* start Information supplied *

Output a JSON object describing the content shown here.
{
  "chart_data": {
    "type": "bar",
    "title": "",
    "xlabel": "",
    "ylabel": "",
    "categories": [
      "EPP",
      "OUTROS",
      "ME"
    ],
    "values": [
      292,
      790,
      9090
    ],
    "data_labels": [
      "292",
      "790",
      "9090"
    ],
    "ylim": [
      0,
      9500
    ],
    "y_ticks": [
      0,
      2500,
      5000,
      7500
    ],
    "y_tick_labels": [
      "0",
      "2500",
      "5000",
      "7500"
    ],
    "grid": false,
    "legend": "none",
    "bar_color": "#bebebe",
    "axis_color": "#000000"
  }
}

* end Information supplied *

Set problem |
Write out every line from the records above, word for word.

Answer below |
Output a JSON object describing the content shown here.
{
  "chart_data": {
    "type": "bar",
    "title": "",
    "xlabel": "",
    "ylabel": "",
    "categories": [
      "EPP",
      "OUTROS",
      "ME"
    ],
    "values": [
      292,
      790,
      9090
    ],
    "data_labels": [
      "292",
      "790",
      "9090"
    ],
    "ylim": [
      0,
      9500
    ],
    "y_ticks": [
      0,
      2500,
      5000,
      7500
    ],
    "y_tick_labels": [
      "0",
      "2500",
      "5000",
      "7500"
    ],
    "grid": false,
    "legend": "none",
    "bar_color": "#bebebe",
    "axis_color": "#000000"
  }
}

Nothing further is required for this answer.